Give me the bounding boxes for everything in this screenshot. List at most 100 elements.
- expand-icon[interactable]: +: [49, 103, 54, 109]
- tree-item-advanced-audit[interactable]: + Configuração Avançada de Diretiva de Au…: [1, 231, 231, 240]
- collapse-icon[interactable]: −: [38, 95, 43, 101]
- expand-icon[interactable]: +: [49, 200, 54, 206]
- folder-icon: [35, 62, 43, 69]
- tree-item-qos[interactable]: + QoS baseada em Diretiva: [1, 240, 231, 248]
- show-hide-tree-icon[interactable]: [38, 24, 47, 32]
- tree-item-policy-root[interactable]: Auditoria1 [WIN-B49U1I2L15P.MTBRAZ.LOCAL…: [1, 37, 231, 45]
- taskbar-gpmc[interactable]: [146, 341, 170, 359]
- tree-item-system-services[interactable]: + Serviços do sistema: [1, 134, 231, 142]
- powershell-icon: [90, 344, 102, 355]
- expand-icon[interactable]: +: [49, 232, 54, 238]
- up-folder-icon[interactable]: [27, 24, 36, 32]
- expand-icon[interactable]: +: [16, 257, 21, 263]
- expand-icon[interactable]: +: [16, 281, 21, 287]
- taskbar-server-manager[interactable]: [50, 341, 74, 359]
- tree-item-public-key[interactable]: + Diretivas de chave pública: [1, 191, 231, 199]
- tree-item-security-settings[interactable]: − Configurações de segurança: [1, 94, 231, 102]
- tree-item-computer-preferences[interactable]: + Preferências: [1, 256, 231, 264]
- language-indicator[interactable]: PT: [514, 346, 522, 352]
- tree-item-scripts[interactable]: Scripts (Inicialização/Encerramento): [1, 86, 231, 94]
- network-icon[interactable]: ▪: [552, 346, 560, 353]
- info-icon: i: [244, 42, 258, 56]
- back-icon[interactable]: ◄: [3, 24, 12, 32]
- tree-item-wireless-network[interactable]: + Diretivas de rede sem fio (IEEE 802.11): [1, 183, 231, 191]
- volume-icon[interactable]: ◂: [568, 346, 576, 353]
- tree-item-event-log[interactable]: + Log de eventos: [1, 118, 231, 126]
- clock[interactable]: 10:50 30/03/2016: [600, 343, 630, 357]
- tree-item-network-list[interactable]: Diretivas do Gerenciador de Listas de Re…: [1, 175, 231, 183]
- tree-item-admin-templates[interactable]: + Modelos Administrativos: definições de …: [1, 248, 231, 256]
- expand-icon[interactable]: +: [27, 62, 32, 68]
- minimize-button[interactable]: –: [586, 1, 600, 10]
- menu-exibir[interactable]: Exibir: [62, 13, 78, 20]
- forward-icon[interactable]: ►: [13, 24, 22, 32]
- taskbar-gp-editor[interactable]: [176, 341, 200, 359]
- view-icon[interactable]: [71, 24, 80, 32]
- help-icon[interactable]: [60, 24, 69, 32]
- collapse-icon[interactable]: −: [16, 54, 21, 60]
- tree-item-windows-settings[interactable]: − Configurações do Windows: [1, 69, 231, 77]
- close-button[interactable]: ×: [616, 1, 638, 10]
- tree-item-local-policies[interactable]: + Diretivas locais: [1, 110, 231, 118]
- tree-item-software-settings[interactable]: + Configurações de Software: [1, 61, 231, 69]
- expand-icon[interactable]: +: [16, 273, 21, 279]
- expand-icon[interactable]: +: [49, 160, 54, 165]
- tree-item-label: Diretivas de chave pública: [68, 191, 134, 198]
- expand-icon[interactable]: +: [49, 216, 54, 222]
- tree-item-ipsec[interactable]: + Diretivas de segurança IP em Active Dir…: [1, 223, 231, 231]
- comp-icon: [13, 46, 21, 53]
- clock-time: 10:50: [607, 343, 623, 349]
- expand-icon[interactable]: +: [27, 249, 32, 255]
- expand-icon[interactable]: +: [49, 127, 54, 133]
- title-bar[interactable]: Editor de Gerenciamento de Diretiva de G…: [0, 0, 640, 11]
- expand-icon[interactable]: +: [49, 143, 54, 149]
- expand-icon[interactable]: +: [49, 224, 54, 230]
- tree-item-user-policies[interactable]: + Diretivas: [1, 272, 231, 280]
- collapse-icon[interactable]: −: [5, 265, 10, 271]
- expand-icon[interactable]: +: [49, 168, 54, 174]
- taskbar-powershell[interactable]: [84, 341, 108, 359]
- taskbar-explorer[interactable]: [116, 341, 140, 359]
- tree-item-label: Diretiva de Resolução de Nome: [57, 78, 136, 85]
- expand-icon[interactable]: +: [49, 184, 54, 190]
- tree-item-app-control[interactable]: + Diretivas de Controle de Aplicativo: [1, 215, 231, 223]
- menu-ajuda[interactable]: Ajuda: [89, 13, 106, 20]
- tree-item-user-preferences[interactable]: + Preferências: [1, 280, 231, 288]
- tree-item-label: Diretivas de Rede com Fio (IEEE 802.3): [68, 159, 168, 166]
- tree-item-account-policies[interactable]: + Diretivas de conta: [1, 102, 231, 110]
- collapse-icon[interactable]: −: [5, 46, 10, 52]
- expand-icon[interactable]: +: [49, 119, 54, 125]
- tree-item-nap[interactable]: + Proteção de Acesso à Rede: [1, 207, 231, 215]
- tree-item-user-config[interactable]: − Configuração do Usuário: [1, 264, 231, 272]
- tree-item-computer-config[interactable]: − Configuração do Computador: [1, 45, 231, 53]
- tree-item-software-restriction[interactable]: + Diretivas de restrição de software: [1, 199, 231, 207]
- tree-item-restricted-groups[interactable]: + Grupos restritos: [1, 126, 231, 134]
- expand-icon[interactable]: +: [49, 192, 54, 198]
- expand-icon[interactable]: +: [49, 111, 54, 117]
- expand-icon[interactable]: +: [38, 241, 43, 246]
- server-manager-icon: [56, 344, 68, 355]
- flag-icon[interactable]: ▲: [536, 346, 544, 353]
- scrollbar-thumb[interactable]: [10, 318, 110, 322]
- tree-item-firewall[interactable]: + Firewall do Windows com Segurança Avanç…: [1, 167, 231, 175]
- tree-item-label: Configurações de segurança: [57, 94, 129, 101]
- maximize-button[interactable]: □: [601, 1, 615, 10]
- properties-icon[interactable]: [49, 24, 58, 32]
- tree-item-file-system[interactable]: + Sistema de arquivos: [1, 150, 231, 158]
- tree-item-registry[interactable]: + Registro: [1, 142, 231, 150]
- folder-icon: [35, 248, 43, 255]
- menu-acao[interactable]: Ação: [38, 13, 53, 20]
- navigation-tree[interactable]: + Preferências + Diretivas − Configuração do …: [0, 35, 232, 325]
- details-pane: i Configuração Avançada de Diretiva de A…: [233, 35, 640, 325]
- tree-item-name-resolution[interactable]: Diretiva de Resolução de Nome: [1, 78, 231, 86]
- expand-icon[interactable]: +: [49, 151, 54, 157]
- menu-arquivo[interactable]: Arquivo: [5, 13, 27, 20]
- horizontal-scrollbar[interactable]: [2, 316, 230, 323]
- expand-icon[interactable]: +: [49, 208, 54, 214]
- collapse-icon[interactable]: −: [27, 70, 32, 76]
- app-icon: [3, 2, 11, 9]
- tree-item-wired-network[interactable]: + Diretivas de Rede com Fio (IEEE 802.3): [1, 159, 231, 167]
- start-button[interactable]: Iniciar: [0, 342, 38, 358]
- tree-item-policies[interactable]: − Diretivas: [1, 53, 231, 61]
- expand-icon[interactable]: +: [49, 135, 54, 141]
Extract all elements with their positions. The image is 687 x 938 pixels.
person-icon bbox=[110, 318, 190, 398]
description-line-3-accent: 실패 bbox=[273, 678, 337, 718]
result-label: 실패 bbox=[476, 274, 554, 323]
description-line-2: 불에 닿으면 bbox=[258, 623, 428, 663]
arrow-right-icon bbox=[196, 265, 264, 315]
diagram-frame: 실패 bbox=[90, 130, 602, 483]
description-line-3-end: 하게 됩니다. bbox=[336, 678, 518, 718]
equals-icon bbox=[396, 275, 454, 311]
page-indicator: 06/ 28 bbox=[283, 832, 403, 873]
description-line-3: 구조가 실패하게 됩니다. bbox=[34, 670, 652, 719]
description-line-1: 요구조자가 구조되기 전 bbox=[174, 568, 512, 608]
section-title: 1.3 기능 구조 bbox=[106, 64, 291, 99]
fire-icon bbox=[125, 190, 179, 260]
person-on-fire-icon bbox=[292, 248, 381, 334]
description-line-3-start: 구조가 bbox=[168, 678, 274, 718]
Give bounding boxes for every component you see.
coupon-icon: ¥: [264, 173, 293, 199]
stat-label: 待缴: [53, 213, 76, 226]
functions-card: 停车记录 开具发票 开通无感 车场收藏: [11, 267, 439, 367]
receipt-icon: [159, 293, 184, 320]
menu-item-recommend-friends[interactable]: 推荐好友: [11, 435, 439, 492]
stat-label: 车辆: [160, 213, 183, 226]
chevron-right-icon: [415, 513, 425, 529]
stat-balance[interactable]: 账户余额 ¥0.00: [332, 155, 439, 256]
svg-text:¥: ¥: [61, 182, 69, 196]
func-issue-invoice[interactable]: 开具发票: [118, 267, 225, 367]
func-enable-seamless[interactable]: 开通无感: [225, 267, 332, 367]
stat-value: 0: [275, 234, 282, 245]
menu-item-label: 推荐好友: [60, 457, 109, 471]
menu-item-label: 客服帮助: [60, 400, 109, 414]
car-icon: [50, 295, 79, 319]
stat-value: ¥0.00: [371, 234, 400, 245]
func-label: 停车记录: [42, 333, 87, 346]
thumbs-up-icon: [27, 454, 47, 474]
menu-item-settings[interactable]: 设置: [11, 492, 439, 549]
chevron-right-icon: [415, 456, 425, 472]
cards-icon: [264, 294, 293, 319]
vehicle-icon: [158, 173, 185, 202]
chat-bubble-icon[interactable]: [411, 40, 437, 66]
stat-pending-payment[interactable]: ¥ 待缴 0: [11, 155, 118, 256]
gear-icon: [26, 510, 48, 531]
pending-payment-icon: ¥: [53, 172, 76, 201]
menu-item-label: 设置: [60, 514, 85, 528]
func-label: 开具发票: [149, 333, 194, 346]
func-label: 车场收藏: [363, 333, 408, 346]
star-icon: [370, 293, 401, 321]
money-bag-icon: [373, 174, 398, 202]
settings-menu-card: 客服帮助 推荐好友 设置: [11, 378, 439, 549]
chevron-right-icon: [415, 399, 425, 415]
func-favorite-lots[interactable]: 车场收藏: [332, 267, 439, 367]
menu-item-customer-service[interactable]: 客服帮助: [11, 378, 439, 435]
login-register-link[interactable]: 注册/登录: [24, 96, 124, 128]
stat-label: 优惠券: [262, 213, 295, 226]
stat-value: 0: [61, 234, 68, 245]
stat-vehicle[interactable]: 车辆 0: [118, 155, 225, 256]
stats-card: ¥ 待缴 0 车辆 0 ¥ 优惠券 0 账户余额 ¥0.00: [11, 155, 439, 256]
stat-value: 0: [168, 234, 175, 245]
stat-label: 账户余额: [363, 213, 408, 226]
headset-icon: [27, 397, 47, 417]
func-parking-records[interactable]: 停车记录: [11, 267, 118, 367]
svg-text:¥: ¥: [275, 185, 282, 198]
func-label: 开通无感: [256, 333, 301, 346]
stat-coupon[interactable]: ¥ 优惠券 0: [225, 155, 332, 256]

• • • • •

▸ WHAT TO PRODUCE
Please return, unchanged, every row from the first row through the one containing "- tree-item-public-key[interactable]: +", with both ends included.

▸ SOLUTION FOR THIS EXERCISE
Give me the bounding boxes for everything in this screenshot. List at most 100 elements.
- expand-icon[interactable]: +: [49, 103, 54, 109]
- tree-item-advanced-audit[interactable]: + Configuração Avançada de Diretiva de Au…: [1, 231, 231, 240]
- collapse-icon[interactable]: −: [38, 95, 43, 101]
- expand-icon[interactable]: +: [49, 200, 54, 206]
- folder-icon: [35, 62, 43, 69]
- tree-item-qos[interactable]: + QoS baseada em Diretiva: [1, 240, 231, 248]
- show-hide-tree-icon[interactable]: [38, 24, 47, 32]
- tree-item-policy-root[interactable]: Auditoria1 [WIN-B49U1I2L15P.MTBRAZ.LOCAL…: [1, 37, 231, 45]
- taskbar-gpmc[interactable]: [146, 341, 170, 359]
- tree-item-system-services[interactable]: + Serviços do sistema: [1, 134, 231, 142]
- powershell-icon: [90, 344, 102, 355]
- expand-icon[interactable]: +: [49, 232, 54, 238]
- up-folder-icon[interactable]: [27, 24, 36, 32]
- expand-icon[interactable]: +: [16, 257, 21, 263]
- expand-icon[interactable]: +: [16, 281, 21, 287]
- taskbar-server-manager[interactable]: [50, 341, 74, 359]
- tree-item-public-key[interactable]: + Diretivas de chave pública: [1, 191, 231, 199]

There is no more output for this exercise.